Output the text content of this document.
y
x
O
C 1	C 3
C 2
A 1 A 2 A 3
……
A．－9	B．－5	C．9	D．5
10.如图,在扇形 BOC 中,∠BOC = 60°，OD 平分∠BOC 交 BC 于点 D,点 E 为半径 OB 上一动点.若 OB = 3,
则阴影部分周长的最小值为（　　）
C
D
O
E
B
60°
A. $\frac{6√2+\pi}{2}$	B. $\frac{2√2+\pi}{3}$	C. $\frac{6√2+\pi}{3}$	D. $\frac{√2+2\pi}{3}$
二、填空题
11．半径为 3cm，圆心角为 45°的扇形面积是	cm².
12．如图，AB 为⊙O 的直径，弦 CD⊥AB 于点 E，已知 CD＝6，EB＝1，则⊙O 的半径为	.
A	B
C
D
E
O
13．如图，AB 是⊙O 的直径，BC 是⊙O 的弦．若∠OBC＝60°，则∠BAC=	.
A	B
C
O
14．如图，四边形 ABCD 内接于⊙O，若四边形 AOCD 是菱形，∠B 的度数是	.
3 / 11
★ ★ ★ ★ ★ ★ ★
# EXERCISE DIRECTIONS
Type out the entries again, word for word.

# FULL SOLUTION
Output the text content of this document.
y
x
O
C 1	C 3
C 2
A 1 A 2 A 3
……
A．－9	B．－5	C．9	D．5
10.如图,在扇形 BOC 中,∠BOC = 60°，OD 平分∠BOC 交 BC 于点 D,点 E 为半径 OB 上一动点.若 OB = 3,
则阴影部分周长的最小值为（　　）
C
D
O
E
B
60°
A. $\frac{6√2+\pi}{2}$	B. $\frac{2√2+\pi}{3}$	C. $\frac{6√2+\pi}{3}$	D. $\frac{√2+2\pi}{3}$
二、填空题
11．半径为 3cm，圆心角为 45°的扇形面积是	cm².
12．如图，AB 为⊙O 的直径，弦 CD⊥AB 于点 E，已知 CD＝6，EB＝1，则⊙O 的半径为	.
A	B
C
D
E
O
13．如图，AB 是⊙O 的直径，BC 是⊙O 的弦．若∠OBC＝60°，则∠BAC=	.
A	B
C
O
14．如图，四边形 ABCD 内接于⊙O，若四边形 AOCD 是菱形，∠B 的度数是	.
3 / 11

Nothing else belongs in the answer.